■ Exercise data ■
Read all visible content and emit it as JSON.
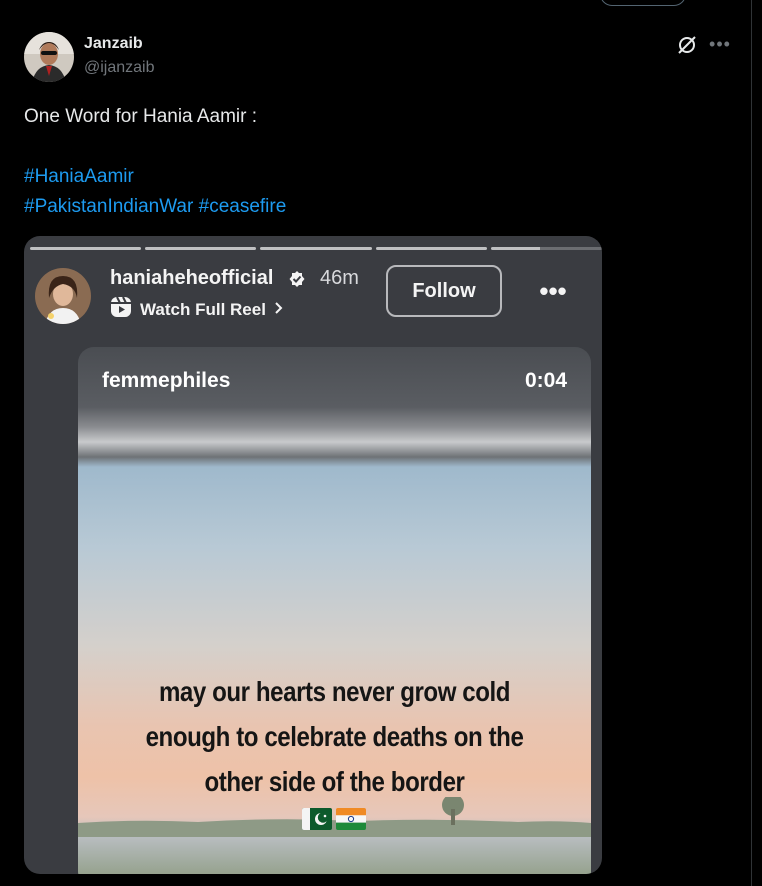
{
  "post": {
    "author_name": "Janzaib",
    "author_handle": "@ijanzaib",
    "text": "One Word for Hania Aamir :",
    "hashtags_line1": "#HaniaAamir",
    "hashtags_line2_a": "#PakistanIndianWar",
    "hashtags_line2_b": "#ceasefire",
    "grok_icon": "grok-icon",
    "more_icon": "more-icon"
  },
  "story": {
    "username": "haniaheheofficial",
    "time": "46m",
    "watch_reel": "Watch Full Reel",
    "follow": "Follow",
    "more": "•••",
    "progress_segments": 5,
    "video": {
      "source_user": "femmephiles",
      "timestamp": "0:04",
      "caption_line1": "may our hearts never grow cold",
      "caption_line2": "enough to celebrate deaths on the",
      "caption_line3": "other side of the border",
      "flags": [
        "pakistan-flag",
        "india-flag"
      ]
    }
  },
  "colors": {
    "background": "#000000",
    "accent": "#1d9bf0",
    "muted": "#71767b"
  }
}
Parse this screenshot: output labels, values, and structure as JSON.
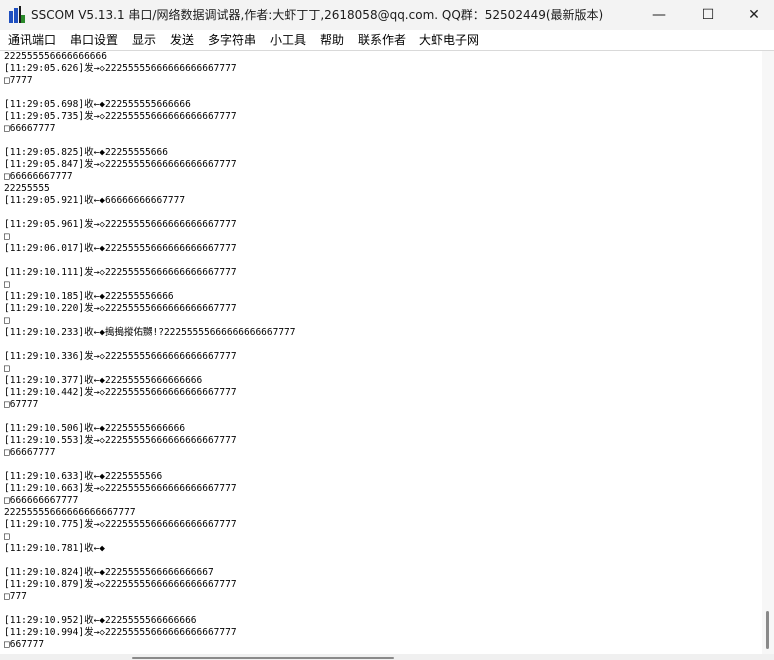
{
  "window": {
    "title": "SSCOM V5.13.1 串口/网络数据调试器,作者:大虾丁丁,2618058@qq.com. QQ群：52502449(最新版本)",
    "icon": "sscom-app-icon",
    "controls": {
      "minimize": "—",
      "maximize": "☐",
      "close": "✕"
    }
  },
  "menu": {
    "items": [
      {
        "label": "通讯端口"
      },
      {
        "label": "串口设置"
      },
      {
        "label": "显示"
      },
      {
        "label": "发送"
      },
      {
        "label": "多字符串"
      },
      {
        "label": "小工具"
      },
      {
        "label": "帮助"
      },
      {
        "label": "联系作者"
      },
      {
        "label": "大虾电子网"
      }
    ]
  },
  "log": {
    "lines": [
      "222555556666666666",
      "[11:29:05.626]发→◇22255555666666666667777",
      "□7777",
      "",
      "[11:29:05.698]收←◆222555555666666",
      "[11:29:05.735]发→◇22255555666666666667777",
      "□66667777",
      "",
      "[11:29:05.825]收←◆22255555666",
      "[11:29:05.847]发→◇22255555666666666667777",
      "□66666667777",
      "22255555",
      "[11:29:05.921]收←◆66666666667777",
      "",
      "[11:29:05.961]发→◇22255555666666666667777",
      "□",
      "[11:29:06.017]收←◆22255555666666666667777",
      "",
      "[11:29:10.111]发→◇22255555666666666667777",
      "□",
      "[11:29:10.185]收←◆222555556666",
      "[11:29:10.220]发→◇22255555666666666667777",
      "□",
      "[11:29:10.233]收←◆搗搗摐佑嬲!?22255555666666666667777",
      "",
      "[11:29:10.336]发→◇22255555666666666667777",
      "□",
      "[11:29:10.377]收←◆22255555666666666",
      "[11:29:10.442]发→◇22255555666666666667777",
      "□67777",
      "",
      "[11:29:10.506]收←◆22255555666666",
      "[11:29:10.553]发→◇22255555666666666667777",
      "□66667777",
      "",
      "[11:29:10.633]收←◆2225555566",
      "[11:29:10.663]发→◇22255555666666666667777",
      "□666666667777",
      "22255555666666666667777",
      "[11:29:10.775]发→◇22255555666666666667777",
      "□",
      "[11:29:10.781]收←◆",
      "",
      "[11:29:10.824]收←◆2225555566666666667",
      "[11:29:10.879]发→◇22255555666666666667777",
      "□777",
      "",
      "[11:29:10.952]收←◆2225555566666666",
      "[11:29:10.994]发→◇22255555666666666667777",
      "□667777"
    ]
  }
}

■ Given instruction ■
Every line in the data above that contains "icon" needs to be copied.

■ Task answer ■
    "grok_icon": "grok-icon",
    "more_icon": "more-icon"
    "icon": "sscom-app-icon",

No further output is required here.